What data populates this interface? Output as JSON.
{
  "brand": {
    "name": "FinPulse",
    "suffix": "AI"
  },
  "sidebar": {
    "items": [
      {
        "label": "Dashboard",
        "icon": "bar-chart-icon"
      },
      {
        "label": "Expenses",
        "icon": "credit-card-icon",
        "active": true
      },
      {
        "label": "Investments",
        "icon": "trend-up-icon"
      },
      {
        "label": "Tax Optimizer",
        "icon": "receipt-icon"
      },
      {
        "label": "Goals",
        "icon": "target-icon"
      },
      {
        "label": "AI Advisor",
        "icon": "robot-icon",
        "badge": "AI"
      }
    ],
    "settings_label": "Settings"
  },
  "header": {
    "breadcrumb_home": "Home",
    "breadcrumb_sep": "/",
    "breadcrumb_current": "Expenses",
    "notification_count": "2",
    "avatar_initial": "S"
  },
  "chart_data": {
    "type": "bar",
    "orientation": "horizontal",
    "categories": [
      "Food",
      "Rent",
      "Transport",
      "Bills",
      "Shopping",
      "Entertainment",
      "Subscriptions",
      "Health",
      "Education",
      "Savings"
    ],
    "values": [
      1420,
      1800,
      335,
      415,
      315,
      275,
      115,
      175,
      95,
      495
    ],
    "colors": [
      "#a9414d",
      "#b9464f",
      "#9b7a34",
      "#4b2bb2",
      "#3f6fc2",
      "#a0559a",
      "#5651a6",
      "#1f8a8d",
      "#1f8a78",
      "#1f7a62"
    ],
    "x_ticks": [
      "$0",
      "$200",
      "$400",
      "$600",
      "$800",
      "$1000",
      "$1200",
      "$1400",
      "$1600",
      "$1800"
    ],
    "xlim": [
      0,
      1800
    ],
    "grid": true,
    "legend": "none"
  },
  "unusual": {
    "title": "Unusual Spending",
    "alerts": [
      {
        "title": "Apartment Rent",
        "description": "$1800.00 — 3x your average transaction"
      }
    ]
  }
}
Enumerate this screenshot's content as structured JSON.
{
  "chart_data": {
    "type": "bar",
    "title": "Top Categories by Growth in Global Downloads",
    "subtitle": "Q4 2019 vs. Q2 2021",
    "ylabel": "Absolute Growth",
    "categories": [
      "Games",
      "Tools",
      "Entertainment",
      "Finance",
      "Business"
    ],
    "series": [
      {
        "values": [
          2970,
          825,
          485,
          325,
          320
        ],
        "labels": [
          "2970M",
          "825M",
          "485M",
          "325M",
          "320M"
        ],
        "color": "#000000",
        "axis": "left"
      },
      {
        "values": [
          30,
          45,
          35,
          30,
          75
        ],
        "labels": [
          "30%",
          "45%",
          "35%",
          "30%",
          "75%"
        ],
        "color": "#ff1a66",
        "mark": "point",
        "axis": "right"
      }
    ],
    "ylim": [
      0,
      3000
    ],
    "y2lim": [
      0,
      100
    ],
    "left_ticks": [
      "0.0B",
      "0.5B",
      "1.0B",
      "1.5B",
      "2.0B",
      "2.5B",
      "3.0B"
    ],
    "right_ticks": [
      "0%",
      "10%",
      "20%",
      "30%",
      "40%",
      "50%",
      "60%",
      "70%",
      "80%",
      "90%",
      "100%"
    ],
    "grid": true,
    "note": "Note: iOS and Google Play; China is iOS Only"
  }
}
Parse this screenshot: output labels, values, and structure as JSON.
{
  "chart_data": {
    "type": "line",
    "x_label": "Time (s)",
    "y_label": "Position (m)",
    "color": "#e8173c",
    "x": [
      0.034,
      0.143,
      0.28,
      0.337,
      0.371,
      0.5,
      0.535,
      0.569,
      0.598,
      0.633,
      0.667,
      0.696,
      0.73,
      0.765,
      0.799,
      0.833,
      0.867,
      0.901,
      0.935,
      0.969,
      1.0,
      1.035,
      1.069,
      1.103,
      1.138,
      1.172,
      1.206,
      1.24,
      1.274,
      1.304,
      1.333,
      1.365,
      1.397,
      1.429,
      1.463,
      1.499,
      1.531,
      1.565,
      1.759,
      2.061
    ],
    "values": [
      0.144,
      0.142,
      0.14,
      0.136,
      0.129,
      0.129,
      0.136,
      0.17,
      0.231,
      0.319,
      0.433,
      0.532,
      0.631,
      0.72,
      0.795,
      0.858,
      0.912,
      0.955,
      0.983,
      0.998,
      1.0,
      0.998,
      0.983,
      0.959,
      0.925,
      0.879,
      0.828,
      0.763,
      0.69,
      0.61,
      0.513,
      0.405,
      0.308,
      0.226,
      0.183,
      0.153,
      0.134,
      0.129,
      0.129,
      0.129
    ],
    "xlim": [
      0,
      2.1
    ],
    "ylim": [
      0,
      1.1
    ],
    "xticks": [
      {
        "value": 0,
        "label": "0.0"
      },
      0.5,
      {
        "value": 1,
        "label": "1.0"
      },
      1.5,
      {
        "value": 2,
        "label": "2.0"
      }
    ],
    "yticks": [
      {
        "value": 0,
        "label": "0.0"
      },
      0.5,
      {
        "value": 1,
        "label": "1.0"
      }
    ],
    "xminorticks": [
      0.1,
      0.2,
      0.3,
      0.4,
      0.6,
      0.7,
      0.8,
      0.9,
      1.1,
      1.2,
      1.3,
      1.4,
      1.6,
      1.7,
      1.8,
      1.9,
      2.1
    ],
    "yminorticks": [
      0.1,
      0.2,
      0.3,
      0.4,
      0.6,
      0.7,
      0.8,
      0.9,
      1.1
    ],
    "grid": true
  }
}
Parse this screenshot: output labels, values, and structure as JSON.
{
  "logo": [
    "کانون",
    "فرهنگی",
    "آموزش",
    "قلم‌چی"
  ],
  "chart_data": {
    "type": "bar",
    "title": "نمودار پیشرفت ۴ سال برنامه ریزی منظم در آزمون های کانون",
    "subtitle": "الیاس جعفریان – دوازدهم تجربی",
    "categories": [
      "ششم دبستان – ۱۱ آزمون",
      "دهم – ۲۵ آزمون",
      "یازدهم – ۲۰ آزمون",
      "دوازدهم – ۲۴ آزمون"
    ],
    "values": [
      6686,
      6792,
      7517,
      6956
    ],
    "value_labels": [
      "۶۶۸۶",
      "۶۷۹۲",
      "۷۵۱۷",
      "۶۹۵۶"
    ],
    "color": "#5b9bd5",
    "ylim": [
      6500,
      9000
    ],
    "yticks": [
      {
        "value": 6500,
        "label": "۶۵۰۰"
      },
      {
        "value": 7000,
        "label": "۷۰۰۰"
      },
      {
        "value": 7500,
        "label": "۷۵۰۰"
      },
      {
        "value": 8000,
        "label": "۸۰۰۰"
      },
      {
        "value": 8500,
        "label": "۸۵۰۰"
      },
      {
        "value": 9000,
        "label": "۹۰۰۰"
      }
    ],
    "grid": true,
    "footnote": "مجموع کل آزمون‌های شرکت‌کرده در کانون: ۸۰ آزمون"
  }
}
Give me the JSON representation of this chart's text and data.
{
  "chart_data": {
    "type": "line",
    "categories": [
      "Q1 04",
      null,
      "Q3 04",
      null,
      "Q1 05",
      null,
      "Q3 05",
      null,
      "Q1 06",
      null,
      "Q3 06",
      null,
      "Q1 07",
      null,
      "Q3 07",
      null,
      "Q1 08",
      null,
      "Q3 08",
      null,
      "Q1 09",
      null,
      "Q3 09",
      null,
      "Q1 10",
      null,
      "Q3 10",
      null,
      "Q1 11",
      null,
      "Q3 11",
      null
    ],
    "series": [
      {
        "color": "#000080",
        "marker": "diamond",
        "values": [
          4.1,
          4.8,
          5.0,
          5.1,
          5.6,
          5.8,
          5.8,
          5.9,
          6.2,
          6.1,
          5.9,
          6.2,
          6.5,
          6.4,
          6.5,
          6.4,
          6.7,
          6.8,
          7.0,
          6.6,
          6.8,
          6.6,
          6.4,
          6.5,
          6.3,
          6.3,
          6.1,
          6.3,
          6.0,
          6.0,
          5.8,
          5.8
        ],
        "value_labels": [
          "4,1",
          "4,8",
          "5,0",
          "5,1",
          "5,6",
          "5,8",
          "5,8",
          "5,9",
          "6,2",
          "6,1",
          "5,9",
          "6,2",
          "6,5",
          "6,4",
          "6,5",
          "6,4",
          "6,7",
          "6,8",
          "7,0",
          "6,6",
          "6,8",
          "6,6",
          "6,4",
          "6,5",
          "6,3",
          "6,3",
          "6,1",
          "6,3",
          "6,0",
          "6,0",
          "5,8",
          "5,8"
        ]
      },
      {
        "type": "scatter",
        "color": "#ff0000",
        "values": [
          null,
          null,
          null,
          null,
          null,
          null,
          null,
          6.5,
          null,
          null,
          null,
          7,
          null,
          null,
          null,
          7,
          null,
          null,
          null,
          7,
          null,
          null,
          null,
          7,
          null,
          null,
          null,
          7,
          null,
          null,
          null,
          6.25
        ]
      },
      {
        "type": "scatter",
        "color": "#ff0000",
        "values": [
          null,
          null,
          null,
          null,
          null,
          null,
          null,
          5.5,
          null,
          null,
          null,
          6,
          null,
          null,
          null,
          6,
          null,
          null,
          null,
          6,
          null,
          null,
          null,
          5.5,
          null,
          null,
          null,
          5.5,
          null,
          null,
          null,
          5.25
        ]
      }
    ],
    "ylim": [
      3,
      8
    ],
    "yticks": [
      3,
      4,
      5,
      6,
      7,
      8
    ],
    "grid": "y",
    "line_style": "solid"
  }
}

------------------------

(Task objective) Scan the data above; copy every line where "this" appears.

(Correct response)
What data populates this interface? Output as JSON.
Enumerate this screenshot's content as structured JSON.
Parse this screenshot: output labels, values, and structure as JSON.
Parse this screenshot: output labels, values, and structure as JSON.
Give me the JSON representation of this chart's text and data.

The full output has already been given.